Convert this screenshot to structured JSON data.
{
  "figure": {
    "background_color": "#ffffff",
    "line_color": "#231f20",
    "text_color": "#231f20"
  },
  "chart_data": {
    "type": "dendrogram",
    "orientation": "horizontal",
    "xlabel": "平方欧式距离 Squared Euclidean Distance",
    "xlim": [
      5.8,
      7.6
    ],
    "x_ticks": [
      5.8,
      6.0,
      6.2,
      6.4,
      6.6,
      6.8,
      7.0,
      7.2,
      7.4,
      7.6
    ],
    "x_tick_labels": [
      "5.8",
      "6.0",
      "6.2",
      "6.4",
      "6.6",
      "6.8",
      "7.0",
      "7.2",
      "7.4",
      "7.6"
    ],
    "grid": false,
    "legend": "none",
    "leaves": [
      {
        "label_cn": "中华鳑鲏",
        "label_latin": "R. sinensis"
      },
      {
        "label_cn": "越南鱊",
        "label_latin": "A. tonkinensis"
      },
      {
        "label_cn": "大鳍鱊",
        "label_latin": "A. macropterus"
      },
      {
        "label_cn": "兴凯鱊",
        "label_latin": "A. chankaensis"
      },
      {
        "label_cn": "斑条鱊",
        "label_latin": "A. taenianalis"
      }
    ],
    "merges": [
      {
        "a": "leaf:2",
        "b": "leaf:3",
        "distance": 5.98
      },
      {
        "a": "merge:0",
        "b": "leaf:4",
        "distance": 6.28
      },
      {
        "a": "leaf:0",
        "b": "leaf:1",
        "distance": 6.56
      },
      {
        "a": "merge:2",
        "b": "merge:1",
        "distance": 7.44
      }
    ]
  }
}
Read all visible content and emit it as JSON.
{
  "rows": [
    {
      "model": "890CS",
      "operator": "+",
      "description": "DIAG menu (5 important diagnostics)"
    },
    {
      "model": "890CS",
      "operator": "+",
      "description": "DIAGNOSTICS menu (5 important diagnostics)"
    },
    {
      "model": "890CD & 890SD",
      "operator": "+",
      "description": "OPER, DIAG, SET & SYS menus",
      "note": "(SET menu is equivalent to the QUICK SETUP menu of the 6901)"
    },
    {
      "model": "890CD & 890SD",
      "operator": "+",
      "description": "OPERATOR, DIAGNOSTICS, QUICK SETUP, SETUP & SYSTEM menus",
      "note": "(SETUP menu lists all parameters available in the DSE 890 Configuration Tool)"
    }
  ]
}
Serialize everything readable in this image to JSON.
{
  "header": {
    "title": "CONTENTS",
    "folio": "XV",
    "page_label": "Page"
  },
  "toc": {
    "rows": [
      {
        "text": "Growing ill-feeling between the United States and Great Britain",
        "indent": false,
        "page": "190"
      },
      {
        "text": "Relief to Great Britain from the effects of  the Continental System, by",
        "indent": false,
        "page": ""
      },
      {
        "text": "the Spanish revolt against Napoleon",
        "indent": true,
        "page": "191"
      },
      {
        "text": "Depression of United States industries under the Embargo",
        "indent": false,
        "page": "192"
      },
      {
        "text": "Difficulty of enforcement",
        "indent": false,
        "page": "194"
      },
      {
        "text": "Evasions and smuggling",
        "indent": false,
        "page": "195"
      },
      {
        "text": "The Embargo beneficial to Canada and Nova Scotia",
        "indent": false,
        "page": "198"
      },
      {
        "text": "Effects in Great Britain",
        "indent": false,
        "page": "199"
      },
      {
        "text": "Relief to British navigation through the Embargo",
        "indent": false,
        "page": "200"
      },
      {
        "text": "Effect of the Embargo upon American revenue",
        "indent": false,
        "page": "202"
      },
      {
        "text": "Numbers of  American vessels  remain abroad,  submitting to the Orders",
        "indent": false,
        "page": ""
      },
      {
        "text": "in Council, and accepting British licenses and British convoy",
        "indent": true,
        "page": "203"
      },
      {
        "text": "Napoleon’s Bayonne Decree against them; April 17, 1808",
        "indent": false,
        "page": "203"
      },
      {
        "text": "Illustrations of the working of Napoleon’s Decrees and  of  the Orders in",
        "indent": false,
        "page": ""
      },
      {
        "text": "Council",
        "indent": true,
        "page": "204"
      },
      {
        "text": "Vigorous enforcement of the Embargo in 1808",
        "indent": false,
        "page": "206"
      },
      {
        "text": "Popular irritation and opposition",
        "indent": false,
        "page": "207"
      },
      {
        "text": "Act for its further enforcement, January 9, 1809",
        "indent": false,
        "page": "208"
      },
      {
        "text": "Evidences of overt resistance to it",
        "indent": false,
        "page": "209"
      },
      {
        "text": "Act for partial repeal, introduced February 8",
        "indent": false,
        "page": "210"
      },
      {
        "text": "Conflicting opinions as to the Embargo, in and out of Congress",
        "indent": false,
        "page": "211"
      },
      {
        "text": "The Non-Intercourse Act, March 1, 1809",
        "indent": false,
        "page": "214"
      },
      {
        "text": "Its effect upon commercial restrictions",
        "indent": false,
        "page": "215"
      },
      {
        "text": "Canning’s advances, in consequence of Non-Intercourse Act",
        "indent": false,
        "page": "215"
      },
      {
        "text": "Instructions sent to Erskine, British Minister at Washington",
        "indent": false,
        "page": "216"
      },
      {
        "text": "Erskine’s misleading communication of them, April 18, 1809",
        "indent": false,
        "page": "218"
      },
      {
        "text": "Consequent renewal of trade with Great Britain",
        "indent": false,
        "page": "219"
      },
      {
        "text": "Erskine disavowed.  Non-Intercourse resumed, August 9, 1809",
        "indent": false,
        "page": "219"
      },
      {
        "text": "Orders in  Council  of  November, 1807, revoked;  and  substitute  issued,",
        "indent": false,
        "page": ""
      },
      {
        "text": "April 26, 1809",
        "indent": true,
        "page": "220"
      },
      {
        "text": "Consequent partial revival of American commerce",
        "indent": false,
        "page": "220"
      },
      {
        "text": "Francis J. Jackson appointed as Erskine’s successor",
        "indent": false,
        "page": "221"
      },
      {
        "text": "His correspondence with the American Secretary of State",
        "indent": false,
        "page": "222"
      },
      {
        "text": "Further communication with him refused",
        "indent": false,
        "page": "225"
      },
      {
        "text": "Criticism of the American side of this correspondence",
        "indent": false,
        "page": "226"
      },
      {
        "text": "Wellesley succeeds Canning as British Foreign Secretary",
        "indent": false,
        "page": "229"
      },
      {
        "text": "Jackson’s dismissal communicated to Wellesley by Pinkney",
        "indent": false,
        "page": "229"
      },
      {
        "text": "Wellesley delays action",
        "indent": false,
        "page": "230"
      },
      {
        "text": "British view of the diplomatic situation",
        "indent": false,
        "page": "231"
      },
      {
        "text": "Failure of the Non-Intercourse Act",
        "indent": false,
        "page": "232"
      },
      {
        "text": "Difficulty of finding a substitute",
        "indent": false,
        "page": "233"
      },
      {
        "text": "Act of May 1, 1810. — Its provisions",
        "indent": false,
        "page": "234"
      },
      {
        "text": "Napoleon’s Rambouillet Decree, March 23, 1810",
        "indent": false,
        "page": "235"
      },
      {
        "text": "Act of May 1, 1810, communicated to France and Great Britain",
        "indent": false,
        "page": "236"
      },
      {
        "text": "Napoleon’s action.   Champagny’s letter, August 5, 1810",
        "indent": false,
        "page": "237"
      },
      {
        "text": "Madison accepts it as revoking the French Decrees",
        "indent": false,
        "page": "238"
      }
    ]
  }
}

Task description - Output the entries verbatim.

Answer below -
Convert this screenshot to structured JSON data.
{
  "figure": {
    "background_color": "#ffffff",
    "line_color": "#231f20",
    "text_color": "#231f20"
  },
  "chart_data": {
    "type": "dendrogram",
    "orientation": "horizontal",
    "xlabel": "平方欧式距离 Squared Euclidean Distance",
    "xlim": [
      5.8,
      7.6
    ],
    "x_ticks": [
      5.8,
      6.0,
      6.2,
      6.4,
      6.6,
      6.8,
      7.0,
      7.2,
      7.4,
      7.6
    ],
    "x_tick_labels": [
      "5.8",
      "6.0",
      "6.2",
      "6.4",
      "6.6",
      "6.8",
      "7.0",
      "7.2",
      "7.4",
      "7.6"
    ],
    "grid": false,
    "legend": "none",
    "leaves": [
      {
        "label_cn": "中华鳑鲏",
        "label_latin": "R. sinensis"
      },
      {
        "label_cn": "越南鱊",
        "label_latin": "A. tonkinensis"
      },
      {
        "label_cn": "大鳍鱊",
        "label_latin": "A. macropterus"
      },
      {
        "label_cn": "兴凯鱊",
        "label_latin": "A. chankaensis"
      },
      {
        "label_cn": "斑条鱊",
        "label_latin": "A. taenianalis"
      }
    ],
    "merges": [
      {
        "a": "leaf:2",
        "b": "leaf:3",
        "distance": 5.98
      },
      {
        "a": "merge:0",
        "b": "leaf:4",
        "distance": 6.28
      },
      {
        "a": "leaf:0",
        "b": "leaf:1",
        "distance": 6.56
      },
      {
        "a": "merge:2",
        "b": "merge:1",
        "distance": 7.44
      }
    ]
  }
}
Read all visible content and emit it as JSON.
{
  "rows": [
    {
      "model": "890CS",
      "operator": "+",
      "description": "DIAG menu (5 important diagnostics)"
    },
    {
      "model": "890CS",
      "operator": "+",
      "description": "DIAGNOSTICS menu (5 important diagnostics)"
    },
    {
      "model": "890CD & 890SD",
      "operator": "+",
      "description": "OPER, DIAG, SET & SYS menus",
      "note": "(SET menu is equivalent to the QUICK SETUP menu of the 6901)"
    },
    {
      "model": "890CD & 890SD",
      "operator": "+",
      "description": "OPERATOR, DIAGNOSTICS, QUICK SETUP, SETUP & SYSTEM menus",
      "note": "(SETUP menu lists all parameters available in the DSE 890 Configuration Tool)"
    }
  ]
}
Serialize everything readable in this image to JSON.
{
  "header": {
    "title": "CONTENTS",
    "folio": "XV",
    "page_label": "Page"
  },
  "toc": {
    "rows": [
      {
        "text": "Growing ill-feeling between the United States and Great Britain",
        "indent": false,
        "page": "190"
      },
      {
        "text": "Relief to Great Britain from the effects of  the Continental System, by",
        "indent": false,
        "page": ""
      },
      {
        "text": "the Spanish revolt against Napoleon",
        "indent": true,
        "page": "191"
      },
      {
        "text": "Depression of United States industries under the Embargo",
        "indent": false,
        "page": "192"
      },
      {
        "text": "Difficulty of enforcement",
        "indent": false,
        "page": "194"
      },
      {
        "text": "Evasions and smuggling",
        "indent": false,
        "page": "195"
      },
      {
        "text": "The Embargo beneficial to Canada and Nova Scotia",
        "indent": false,
        "page": "198"
      },
      {
        "text": "Effects in Great Britain",
        "indent": false,
        "page": "199"
      },
      {
        "text": "Relief to British navigation through the Embargo",
        "indent": false,
        "page": "200"
      },
      {
        "text": "Effect of the Embargo upon American revenue",
        "indent": false,
        "page": "202"
      },
      {
        "text": "Numbers of  American vessels  remain abroad,  submitting to the Orders",
        "indent": false,
        "page": ""
      },
      {
        "text": "in Council, and accepting British licenses and British convoy",
        "indent": true,
        "page": "203"
      },
      {
        "text": "Napoleon’s Bayonne Decree against them; April 17, 1808",
        "indent": false,
        "page": "203"
      },
      {
        "text": "Illustrations of the working of Napoleon’s Decrees and  of  the Orders in",
        "indent": false,
        "page": ""
      },
      {
        "text": "Council",
        "indent": true,
        "page": "204"
      },
      {
        "text": "Vigorous enforcement of the Embargo in 1808",
        "indent": false,
        "page": "206"
      },
      {
        "text": "Popular irritation and opposition",
        "indent": false,
        "page": "207"
      },
      {
        "text": "Act for its further enforcement, January 9, 1809",
        "indent": false,
        "page": "208"
      },
      {
        "text": "Evidences of overt resistance to it",
        "indent": false,
        "page": "209"
      },
      {
        "text": "Act for partial repeal, introduced February 8",
        "indent": false,
        "page": "210"
      },
      {
        "text": "Conflicting opinions as to the Embargo, in and out of Congress",
        "indent": false,
        "page": "211"
      },
      {
        "text": "The Non-Intercourse Act, March 1, 1809",
        "indent": false,
        "page": "214"
      },
      {
        "text": "Its effect upon commercial restrictions",
        "indent": false,
        "page": "215"
      },
      {
        "text": "Canning’s advances, in consequence of Non-Intercourse Act",
        "indent": false,
        "page": "215"
      },
      {
        "text": "Instructions sent to Erskine, British Minister at Washington",
        "indent": false,
        "page": "216"
      },
      {
        "text": "Erskine’s misleading communication of them, April 18, 1809",
        "indent": false,
        "page": "218"
      },
      {
        "text": "Consequent renewal of trade with Great Britain",
        "indent": false,
        "page": "219"
      },
      {
        "text": "Erskine disavowed.  Non-Intercourse resumed, August 9, 1809",
        "indent": false,
        "page": "219"
      },
      {
        "text": "Orders in  Council  of  November, 1807, revoked;  and  substitute  issued,",
        "indent": false,
        "page": ""
      },
      {
        "text": "April 26, 1809",
        "indent": true,
        "page": "220"
      },
      {
        "text": "Consequent partial revival of American commerce",
        "indent": false,
        "page": "220"
      },
      {
        "text": "Francis J. Jackson appointed as Erskine’s successor",
        "indent": false,
        "page": "221"
      },
      {
        "text": "His correspondence with the American Secretary of State",
        "indent": false,
        "page": "222"
      },
      {
        "text": "Further communication with him refused",
        "indent": false,
        "page": "225"
      },
      {
        "text": "Criticism of the American side of this correspondence",
        "indent": false,
        "page": "226"
      },
      {
        "text": "Wellesley succeeds Canning as British Foreign Secretary",
        "indent": false,
        "page": "229"
      },
      {
        "text": "Jackson’s dismissal communicated to Wellesley by Pinkney",
        "indent": false,
        "page": "229"
      },
      {
        "text": "Wellesley delays action",
        "indent": false,
        "page": "230"
      },
      {
        "text": "British view of the diplomatic situation",
        "indent": false,
        "page": "231"
      },
      {
        "text": "Failure of the Non-Intercourse Act",
        "indent": false,
        "page": "232"
      },
      {
        "text": "Difficulty of finding a substitute",
        "indent": false,
        "page": "233"
      },
      {
        "text": "Act of May 1, 1810. — Its provisions",
        "indent": false,
        "page": "234"
      },
      {
        "text": "Napoleon’s Rambouillet Decree, March 23, 1810",
        "indent": false,
        "page": "235"
      },
      {
        "text": "Act of May 1, 1810, communicated to France and Great Britain",
        "indent": false,
        "page": "236"
      },
      {
        "text": "Napoleon’s action.   Champagny’s letter, August 5, 1810",
        "indent": false,
        "page": "237"
      },
      {
        "text": "Madison accepts it as revoking the French Decrees",
        "indent": false,
        "page": "238"
      }
    ]
  }
}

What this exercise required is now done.